(Written problem) Write the data out again, exactly as given.

(Excerpted records)
+--
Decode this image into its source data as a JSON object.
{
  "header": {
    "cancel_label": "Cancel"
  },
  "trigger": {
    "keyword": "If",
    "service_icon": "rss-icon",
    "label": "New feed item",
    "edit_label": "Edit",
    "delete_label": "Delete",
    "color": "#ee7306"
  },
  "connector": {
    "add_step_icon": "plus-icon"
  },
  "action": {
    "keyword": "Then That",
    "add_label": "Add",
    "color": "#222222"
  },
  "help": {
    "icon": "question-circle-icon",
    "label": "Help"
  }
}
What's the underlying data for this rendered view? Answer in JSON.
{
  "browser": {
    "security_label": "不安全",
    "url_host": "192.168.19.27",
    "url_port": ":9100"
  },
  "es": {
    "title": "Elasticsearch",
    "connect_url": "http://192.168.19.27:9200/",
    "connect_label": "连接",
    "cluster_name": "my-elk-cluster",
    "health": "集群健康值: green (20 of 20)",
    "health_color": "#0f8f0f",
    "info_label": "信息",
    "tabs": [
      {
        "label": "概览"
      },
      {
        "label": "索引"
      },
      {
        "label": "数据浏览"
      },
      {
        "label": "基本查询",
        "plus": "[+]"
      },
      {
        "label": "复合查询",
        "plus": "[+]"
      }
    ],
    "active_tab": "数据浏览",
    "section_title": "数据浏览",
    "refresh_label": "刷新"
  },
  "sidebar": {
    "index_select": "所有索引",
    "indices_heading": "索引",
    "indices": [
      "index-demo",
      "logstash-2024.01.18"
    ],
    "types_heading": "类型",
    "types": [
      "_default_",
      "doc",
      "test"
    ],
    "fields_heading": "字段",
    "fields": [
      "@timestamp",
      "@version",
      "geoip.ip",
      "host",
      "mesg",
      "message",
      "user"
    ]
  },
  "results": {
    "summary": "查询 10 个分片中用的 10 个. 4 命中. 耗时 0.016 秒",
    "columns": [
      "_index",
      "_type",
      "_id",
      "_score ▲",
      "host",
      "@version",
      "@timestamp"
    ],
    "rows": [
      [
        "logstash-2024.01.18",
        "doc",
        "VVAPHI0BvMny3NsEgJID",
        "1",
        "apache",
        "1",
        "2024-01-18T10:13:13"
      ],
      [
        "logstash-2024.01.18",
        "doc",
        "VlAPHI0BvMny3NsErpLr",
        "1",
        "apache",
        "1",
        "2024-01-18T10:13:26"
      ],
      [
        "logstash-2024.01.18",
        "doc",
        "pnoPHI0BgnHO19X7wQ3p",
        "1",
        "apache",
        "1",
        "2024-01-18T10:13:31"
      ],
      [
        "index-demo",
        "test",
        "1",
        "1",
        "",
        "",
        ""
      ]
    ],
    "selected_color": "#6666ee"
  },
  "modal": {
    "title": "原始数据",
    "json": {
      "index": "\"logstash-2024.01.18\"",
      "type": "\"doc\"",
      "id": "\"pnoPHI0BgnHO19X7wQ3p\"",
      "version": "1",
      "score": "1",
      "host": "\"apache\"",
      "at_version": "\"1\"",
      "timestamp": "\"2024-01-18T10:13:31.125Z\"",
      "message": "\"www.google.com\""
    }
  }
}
+--
(In response)
Decode this image into its source data as a JSON object.
{
  "header": {
    "cancel_label": "Cancel"
  },
  "trigger": {
    "keyword": "If",
    "service_icon": "rss-icon",
    "label": "New feed item",
    "edit_label": "Edit",
    "delete_label": "Delete",
    "color": "#ee7306"
  },
  "connector": {
    "add_step_icon": "plus-icon"
  },
  "action": {
    "keyword": "Then That",
    "add_label": "Add",
    "color": "#222222"
  },
  "help": {
    "icon": "question-circle-icon",
    "label": "Help"
  }
}
What's the underlying data for this rendered view? Answer in JSON.
{
  "browser": {
    "security_label": "不安全",
    "url_host": "192.168.19.27",
    "url_port": ":9100"
  },
  "es": {
    "title": "Elasticsearch",
    "connect_url": "http://192.168.19.27:9200/",
    "connect_label": "连接",
    "cluster_name": "my-elk-cluster",
    "health": "集群健康值: green (20 of 20)",
    "health_color": "#0f8f0f",
    "info_label": "信息",
    "tabs": [
      {
        "label": "概览"
      },
      {
        "label": "索引"
      },
      {
        "label": "数据浏览"
      },
      {
        "label": "基本查询",
        "plus": "[+]"
      },
      {
        "label": "复合查询",
        "plus": "[+]"
      }
    ],
    "active_tab": "数据浏览",
    "section_title": "数据浏览",
    "refresh_label": "刷新"
  },
  "sidebar": {
    "index_select": "所有索引",
    "indices_heading": "索引",
    "indices": [
      "index-demo",
      "logstash-2024.01.18"
    ],
    "types_heading": "类型",
    "types": [
      "_default_",
      "doc",
      "test"
    ],
    "fields_heading": "字段",
    "fields": [
      "@timestamp",
      "@version",
      "geoip.ip",
      "host",
      "mesg",
      "message",
      "user"
    ]
  },
  "results": {
    "summary": "查询 10 个分片中用的 10 个. 4 命中. 耗时 0.016 秒",
    "columns": [
      "_index",
      "_type",
      "_id",
      "_score ▲",
      "host",
      "@version",
      "@timestamp"
    ],
    "rows": [
      [
        "logstash-2024.01.18",
        "doc",
        "VVAPHI0BvMny3NsEgJID",
        "1",
        "apache",
        "1",
        "2024-01-18T10:13:13"
      ],
      [
        "logstash-2024.01.18",
        "doc",
        "VlAPHI0BvMny3NsErpLr",
        "1",
        "apache",
        "1",
        "2024-01-18T10:13:26"
      ],
      [
        "logstash-2024.01.18",
        "doc",
        "pnoPHI0BgnHO19X7wQ3p",
        "1",
        "apache",
        "1",
        "2024-01-18T10:13:31"
      ],
      [
        "index-demo",
        "test",
        "1",
        "1",
        "",
        "",
        ""
      ]
    ],
    "selected_color": "#6666ee"
  },
  "modal": {
    "title": "原始数据",
    "json": {
      "index": "\"logstash-2024.01.18\"",
      "type": "\"doc\"",
      "id": "\"pnoPHI0BgnHO19X7wQ3p\"",
      "version": "1",
      "score": "1",
      "host": "\"apache\"",
      "at_version": "\"1\"",
      "timestamp": "\"2024-01-18T10:13:31.125Z\"",
      "message": "\"www.google.com\""
    }
  }
}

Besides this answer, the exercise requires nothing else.